STATED PROBLEM:
Look through the records that follow. Copy every line containing the word "decrease".

RECORDS TO USE:
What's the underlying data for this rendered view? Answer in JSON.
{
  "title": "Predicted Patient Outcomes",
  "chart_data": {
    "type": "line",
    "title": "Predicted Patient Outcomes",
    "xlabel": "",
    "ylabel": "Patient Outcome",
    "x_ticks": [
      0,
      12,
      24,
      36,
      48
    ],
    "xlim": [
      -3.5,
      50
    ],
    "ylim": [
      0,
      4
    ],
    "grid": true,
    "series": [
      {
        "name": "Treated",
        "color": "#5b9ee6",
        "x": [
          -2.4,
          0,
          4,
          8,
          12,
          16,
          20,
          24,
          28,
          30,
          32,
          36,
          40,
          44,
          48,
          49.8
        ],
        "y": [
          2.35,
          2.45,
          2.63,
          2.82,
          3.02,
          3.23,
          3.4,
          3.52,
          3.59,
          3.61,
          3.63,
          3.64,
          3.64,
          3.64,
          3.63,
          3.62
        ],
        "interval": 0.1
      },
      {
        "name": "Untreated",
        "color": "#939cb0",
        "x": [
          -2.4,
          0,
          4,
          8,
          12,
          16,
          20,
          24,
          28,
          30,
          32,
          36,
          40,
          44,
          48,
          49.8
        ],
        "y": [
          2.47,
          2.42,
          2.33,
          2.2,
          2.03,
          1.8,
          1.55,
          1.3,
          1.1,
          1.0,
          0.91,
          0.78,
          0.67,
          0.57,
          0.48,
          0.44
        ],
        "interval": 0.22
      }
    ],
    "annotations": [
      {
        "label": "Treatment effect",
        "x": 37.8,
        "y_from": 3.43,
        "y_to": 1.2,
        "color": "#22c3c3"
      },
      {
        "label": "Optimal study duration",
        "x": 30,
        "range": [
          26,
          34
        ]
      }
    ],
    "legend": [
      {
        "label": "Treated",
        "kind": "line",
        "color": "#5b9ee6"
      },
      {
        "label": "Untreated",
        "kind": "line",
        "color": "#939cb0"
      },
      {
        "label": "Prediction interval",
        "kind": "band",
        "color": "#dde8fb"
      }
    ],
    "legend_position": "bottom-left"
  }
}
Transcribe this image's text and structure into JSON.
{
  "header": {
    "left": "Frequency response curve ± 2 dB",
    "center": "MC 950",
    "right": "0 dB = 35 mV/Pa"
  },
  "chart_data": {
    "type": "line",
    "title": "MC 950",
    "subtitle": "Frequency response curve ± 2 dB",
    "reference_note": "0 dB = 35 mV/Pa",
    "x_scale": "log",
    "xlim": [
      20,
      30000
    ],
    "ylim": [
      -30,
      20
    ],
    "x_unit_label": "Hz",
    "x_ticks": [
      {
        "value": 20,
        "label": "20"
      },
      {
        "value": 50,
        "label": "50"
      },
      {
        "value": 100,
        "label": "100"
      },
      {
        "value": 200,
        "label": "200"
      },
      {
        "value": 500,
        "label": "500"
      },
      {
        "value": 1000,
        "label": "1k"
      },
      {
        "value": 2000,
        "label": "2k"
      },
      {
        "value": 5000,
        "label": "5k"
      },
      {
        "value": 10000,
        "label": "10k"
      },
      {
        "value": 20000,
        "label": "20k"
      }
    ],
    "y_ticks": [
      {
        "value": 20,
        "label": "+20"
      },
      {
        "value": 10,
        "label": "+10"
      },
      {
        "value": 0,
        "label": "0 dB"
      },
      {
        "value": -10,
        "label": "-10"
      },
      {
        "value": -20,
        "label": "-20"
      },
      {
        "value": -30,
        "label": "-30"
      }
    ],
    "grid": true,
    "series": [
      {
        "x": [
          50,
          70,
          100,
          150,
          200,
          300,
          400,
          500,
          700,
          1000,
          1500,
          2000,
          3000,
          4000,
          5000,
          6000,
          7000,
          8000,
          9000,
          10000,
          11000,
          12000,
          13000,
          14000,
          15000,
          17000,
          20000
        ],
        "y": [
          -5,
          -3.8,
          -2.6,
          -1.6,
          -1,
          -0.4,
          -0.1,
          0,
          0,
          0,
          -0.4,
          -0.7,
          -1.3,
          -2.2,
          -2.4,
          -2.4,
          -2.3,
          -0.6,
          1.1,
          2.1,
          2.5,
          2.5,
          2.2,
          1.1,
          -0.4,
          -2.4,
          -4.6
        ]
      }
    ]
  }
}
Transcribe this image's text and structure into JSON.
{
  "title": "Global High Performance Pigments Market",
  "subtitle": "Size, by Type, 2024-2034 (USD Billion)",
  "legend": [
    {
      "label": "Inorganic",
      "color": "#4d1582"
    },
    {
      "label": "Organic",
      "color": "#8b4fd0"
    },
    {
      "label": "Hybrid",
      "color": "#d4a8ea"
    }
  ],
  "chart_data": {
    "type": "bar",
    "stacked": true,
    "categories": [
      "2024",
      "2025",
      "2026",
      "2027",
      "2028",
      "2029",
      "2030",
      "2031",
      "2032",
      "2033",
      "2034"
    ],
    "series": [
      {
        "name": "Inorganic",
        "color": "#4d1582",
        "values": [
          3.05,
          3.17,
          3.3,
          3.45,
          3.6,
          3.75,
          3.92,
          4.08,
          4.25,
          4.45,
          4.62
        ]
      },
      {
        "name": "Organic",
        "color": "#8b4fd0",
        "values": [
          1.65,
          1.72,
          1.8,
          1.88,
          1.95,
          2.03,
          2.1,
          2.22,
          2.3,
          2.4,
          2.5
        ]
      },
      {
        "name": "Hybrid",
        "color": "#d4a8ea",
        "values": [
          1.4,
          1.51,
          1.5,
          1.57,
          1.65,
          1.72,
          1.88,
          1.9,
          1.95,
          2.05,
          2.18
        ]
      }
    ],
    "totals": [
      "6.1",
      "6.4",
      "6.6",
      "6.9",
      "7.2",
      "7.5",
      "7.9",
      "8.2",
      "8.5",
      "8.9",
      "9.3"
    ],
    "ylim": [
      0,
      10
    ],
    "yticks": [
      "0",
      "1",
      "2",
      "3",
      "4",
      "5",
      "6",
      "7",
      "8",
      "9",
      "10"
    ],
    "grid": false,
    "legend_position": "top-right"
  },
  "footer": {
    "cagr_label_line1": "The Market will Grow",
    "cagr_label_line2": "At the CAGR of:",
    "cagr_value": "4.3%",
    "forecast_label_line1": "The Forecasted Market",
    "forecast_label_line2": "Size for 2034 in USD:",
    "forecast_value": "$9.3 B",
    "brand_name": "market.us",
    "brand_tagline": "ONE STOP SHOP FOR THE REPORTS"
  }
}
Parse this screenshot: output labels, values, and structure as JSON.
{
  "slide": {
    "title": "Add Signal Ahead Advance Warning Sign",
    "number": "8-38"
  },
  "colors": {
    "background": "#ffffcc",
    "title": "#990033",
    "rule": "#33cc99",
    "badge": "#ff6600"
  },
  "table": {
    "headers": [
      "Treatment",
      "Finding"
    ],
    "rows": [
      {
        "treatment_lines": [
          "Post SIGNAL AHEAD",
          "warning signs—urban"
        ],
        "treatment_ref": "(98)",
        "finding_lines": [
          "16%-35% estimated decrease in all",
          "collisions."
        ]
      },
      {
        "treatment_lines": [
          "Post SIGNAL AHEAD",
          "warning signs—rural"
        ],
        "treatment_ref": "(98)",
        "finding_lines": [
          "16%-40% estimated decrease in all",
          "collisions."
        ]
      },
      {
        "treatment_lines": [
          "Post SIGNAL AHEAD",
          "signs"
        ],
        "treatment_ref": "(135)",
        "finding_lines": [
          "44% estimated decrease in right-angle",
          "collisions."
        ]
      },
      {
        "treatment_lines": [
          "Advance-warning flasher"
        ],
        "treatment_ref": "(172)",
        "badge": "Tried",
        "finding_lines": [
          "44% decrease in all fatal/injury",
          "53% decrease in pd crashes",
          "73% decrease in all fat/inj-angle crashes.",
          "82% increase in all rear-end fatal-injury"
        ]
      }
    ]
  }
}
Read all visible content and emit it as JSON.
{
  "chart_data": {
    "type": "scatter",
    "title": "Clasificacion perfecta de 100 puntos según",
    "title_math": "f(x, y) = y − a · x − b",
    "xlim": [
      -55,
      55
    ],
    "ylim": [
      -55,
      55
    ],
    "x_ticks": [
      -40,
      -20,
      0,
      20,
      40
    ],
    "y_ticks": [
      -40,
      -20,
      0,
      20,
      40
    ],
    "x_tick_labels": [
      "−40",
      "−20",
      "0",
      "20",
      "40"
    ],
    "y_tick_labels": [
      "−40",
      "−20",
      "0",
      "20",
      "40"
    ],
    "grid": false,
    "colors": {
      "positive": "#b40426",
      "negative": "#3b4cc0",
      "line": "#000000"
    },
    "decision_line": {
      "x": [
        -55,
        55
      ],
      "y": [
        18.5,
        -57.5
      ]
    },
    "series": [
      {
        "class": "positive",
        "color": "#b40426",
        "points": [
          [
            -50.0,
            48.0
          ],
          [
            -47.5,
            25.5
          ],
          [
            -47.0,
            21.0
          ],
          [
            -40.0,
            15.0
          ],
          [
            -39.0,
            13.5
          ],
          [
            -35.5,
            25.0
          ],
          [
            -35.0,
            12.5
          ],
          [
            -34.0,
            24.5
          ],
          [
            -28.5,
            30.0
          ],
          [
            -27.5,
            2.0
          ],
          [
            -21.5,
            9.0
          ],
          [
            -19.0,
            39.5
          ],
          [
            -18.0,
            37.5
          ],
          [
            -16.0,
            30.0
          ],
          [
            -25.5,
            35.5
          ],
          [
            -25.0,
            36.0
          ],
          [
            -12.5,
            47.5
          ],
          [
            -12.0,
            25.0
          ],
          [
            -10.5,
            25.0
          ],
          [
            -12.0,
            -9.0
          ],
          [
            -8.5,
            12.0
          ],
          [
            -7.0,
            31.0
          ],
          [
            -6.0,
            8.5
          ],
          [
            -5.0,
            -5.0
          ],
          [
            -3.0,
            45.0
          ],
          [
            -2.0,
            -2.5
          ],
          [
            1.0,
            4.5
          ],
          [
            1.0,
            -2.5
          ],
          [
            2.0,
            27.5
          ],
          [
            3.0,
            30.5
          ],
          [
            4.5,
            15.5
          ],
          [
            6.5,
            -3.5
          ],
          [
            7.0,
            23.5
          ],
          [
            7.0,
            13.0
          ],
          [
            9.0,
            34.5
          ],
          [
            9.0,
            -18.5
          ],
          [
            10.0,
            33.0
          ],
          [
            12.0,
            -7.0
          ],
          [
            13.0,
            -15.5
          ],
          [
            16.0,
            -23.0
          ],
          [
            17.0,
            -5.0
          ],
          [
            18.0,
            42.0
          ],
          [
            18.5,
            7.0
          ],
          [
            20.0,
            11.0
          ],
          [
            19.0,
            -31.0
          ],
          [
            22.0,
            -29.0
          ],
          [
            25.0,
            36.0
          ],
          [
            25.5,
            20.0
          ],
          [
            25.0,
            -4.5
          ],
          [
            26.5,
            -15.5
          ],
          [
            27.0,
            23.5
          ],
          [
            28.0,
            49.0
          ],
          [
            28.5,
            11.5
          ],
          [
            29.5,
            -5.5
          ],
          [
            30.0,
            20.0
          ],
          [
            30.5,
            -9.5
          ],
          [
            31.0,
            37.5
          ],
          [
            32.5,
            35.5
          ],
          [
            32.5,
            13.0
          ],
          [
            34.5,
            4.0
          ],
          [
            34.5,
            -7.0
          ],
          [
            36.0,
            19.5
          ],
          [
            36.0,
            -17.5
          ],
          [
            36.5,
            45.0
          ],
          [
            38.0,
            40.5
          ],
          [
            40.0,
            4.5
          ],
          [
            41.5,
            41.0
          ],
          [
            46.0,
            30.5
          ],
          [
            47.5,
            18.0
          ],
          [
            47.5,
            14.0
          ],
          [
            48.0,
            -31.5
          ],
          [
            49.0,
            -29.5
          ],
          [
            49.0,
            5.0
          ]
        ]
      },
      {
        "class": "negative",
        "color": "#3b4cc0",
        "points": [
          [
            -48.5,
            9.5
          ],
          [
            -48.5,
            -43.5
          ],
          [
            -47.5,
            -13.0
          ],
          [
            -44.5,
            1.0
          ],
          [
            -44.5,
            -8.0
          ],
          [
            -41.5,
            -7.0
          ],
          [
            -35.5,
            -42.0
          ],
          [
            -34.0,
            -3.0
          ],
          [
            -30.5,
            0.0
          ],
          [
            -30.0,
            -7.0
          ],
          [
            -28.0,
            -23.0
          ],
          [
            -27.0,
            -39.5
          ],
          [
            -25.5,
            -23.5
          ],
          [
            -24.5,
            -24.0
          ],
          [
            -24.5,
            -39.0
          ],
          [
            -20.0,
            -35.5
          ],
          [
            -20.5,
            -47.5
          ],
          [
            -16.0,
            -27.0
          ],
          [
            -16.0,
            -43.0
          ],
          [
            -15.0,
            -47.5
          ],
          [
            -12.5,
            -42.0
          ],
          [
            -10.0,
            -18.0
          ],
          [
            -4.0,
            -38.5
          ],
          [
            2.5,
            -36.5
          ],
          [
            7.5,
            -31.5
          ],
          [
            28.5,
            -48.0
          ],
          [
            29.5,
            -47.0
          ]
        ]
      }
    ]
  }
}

EXPECTED OUTPUT:
          "16%-35% estimated decrease in all",
          "16%-40% estimated decrease in all",
          "44% estimated decrease in right-angle",
          "44% decrease in all fatal/injury",
          "53% decrease in pd crashes",
          "73% decrease in all fat/inj-angle crashes.",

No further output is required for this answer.